■ **TASK STATEMENT**
Can you give these items again with every "mAmps" swapped for "milliamps" and everything else unchanged, leaving out the pictures?

■ **PROVIDED RECORDS**

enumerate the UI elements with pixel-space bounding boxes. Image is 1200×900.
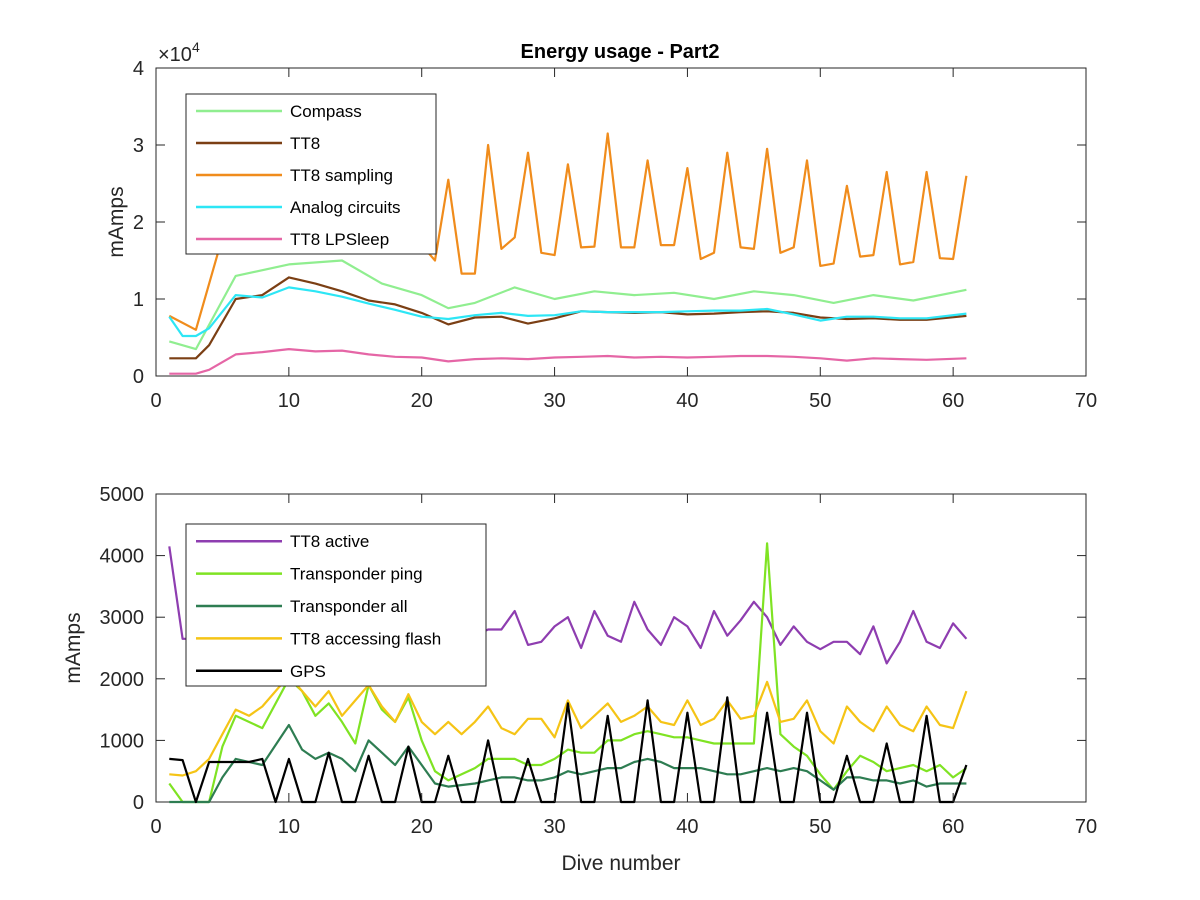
bottom-series-line-3 [169,674,968,777]
bottom-series-line-2 [169,723,967,804]
top-x-tick-label: 20 [411,390,433,412]
bottom-x-tick-label: 20 [411,816,433,838]
chart-title: Energy usage - Part2 [521,41,720,63]
top-legend-label: Compass [290,102,362,121]
top-x-tick-label: 30 [543,390,565,412]
bottom-series-group [168,542,968,804]
bottom-legend-label: TT8 active [290,532,369,551]
bottom-y-tick-label: 4000 [100,546,145,568]
bottom-x-tick-label: 30 [543,816,565,838]
top-y-exponent-base: ×10 [158,44,192,66]
top-x-tick-label: 50 [809,390,831,412]
top-y-exponent: ×104 [158,39,200,66]
top-legend-label: TT8 LPSleep [290,230,389,249]
top-y-tick-label: 3 [133,135,144,157]
bottom-x-tick-label: 10 [278,816,300,838]
bottom-y-tick-label: 1000 [100,730,145,752]
bottom-x-tick-label: 0 [150,816,161,838]
bottom-legend-label: Transponder ping [290,565,423,584]
bottom-y-axis-label: mAmps [62,612,85,683]
top-x-tick-label: 70 [1075,390,1097,412]
top-x-tick-label: 60 [942,390,964,412]
bottom-x-tick-label: 70 [1075,816,1097,838]
top-series-line-3 [168,286,967,338]
top-x-tick-label: 10 [278,390,300,412]
top-legend-label: Analog circuits [290,198,401,217]
bottom-x-tick-label: 50 [809,816,831,838]
top-ticks-group: 0 10 20 30 40 50 60 70 0 1 2 3 4 [133,58,1097,412]
bottom-series-line-4 [169,696,968,804]
bottom-y-tick-label: 5000 [100,484,145,506]
bottom-legend-label: Transponder all [290,597,408,616]
bottom-ticks-group: 0 10 20 30 40 50 60 70 0 1000 2000 3000 4000 5000 [100,484,1098,838]
bottom-legend-label: GPS [290,662,326,681]
bottom-y-tick-label: 3000 [100,607,145,629]
top-y-tick-label: 2 [133,212,144,234]
top-legend-label: TT8 sampling [290,166,393,185]
top-series-line-2 [168,132,968,331]
top-series-group [168,132,968,375]
top-y-tick-label: 0 [133,366,144,388]
bottom-y-tick-label: 2000 [100,669,145,691]
top-y-axis-label: mAmps [105,186,128,257]
top-legend-label: TT8 [290,134,320,153]
top-y-exponent-power: 4 [192,39,200,55]
top-x-tick-label: 0 [150,390,161,412]
bottom-legend: TT8 active Transponder ping Transponder al… [185,523,487,687]
bottom-axes: 0 10 20 30 40 50 60 70 0 1000 2000 3000 4000 5000 mAm… [62,484,1097,875]
bottom-x-tick-label: 40 [676,816,698,838]
top-y-tick-label: 4 [133,58,144,80]
top-series-line-0 [168,259,967,351]
top-legend: Compass TT8 TT8 sampling Analog circuits TT8… [185,93,437,255]
bottom-y-tick-label: 0 [133,792,144,814]
top-series-line-1 [169,276,967,360]
top-x-tick-label: 40 [676,390,698,412]
top-series-line-4 [169,348,967,375]
bottom-x-axis-label: Dive number [561,852,680,875]
bottom-series-line-0 [168,546,968,665]
bottom-x-tick-label: 60 [942,816,964,838]
bottom-legend-label: TT8 accessing flash [290,629,441,648]
top-y-tick-label: 1 [133,289,144,311]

■ **EXERCISE OUTPUT**
enumerate the UI elements with pixel-space bounding boxes. Image is 1200×900.
bottom-series-line-3 [169,674,968,777]
bottom-series-line-2 [169,723,967,804]
top-x-tick-label: 20 [411,390,433,412]
bottom-x-tick-label: 20 [411,816,433,838]
chart-title: Energy usage - Part2 [521,41,720,63]
top-legend-label: Compass [290,102,362,121]
top-x-tick-label: 30 [543,390,565,412]
bottom-series-group [168,542,968,804]
bottom-legend-label: TT8 active [290,532,369,551]
bottom-y-tick-label: 4000 [100,546,145,568]
bottom-x-tick-label: 30 [543,816,565,838]
top-y-exponent-base: ×10 [158,44,192,66]
top-x-tick-label: 50 [809,390,831,412]
top-y-exponent: ×104 [158,39,200,66]
top-legend-label: TT8 LPSleep [290,230,389,249]
top-y-tick-label: 3 [133,135,144,157]
bottom-x-tick-label: 10 [278,816,300,838]
bottom-y-tick-label: 1000 [100,730,145,752]
bottom-x-tick-label: 0 [150,816,161,838]
bottom-legend-label: Transponder ping [290,565,423,584]
bottom-y-axis-label: milliamps [62,612,85,683]
top-x-tick-label: 70 [1075,390,1097,412]
top-x-tick-label: 60 [942,390,964,412]
bottom-x-tick-label: 70 [1075,816,1097,838]
top-series-line-3 [168,286,967,338]
top-x-tick-label: 10 [278,390,300,412]
top-legend-label: Analog circuits [290,198,401,217]
bottom-x-tick-label: 50 [809,816,831,838]
top-ticks-group: 0 10 20 30 40 50 60 70 0 1 2 3 4 [133,58,1097,412]
bottom-series-line-4 [169,696,968,804]
bottom-y-tick-label: 5000 [100,484,145,506]
bottom-legend-label: Transponder all [290,597,408,616]
bottom-ticks-group: 0 10 20 30 40 50 60 70 0 1000 2000 3000 4000 5000 [100,484,1098,838]
bottom-legend-label: GPS [290,662,326,681]
bottom-y-tick-label: 3000 [100,607,145,629]
top-y-tick-label: 2 [133,212,144,234]
top-legend-label: TT8 sampling [290,166,393,185]
top-series-line-2 [168,132,968,331]
top-series-group [168,132,968,375]
top-y-tick-label: 0 [133,366,144,388]
bottom-y-tick-label: 2000 [100,669,145,691]
top-y-axis-label: milliamps [105,186,128,257]
top-legend-label: TT8 [290,134,320,153]
top-y-exponent-power: 4 [192,39,200,55]
top-x-tick-label: 0 [150,390,161,412]
bottom-legend: TT8 active Transponder ping Transponder al… [185,523,487,687]
bottom-axes: 0 10 20 30 40 50 60 70 0 1000 2000 3000 4000 5000 mAm… [62,484,1097,875]
bottom-x-tick-label: 40 [676,816,698,838]
top-y-tick-label: 4 [133,58,144,80]
top-series-line-0 [168,259,967,351]
top-legend: Compass TT8 TT8 sampling Analog circuits TT8… [185,93,437,255]
bottom-y-tick-label: 0 [133,792,144,814]
top-series-line-1 [169,276,967,360]
top-x-tick-label: 40 [676,390,698,412]
top-series-line-4 [169,348,967,375]
bottom-x-axis-label: Dive number [561,852,680,875]
bottom-series-line-0 [168,546,968,665]
bottom-x-tick-label: 60 [942,816,964,838]
bottom-legend-label: TT8 accessing flash [290,629,441,648]
top-y-tick-label: 1 [133,289,144,311]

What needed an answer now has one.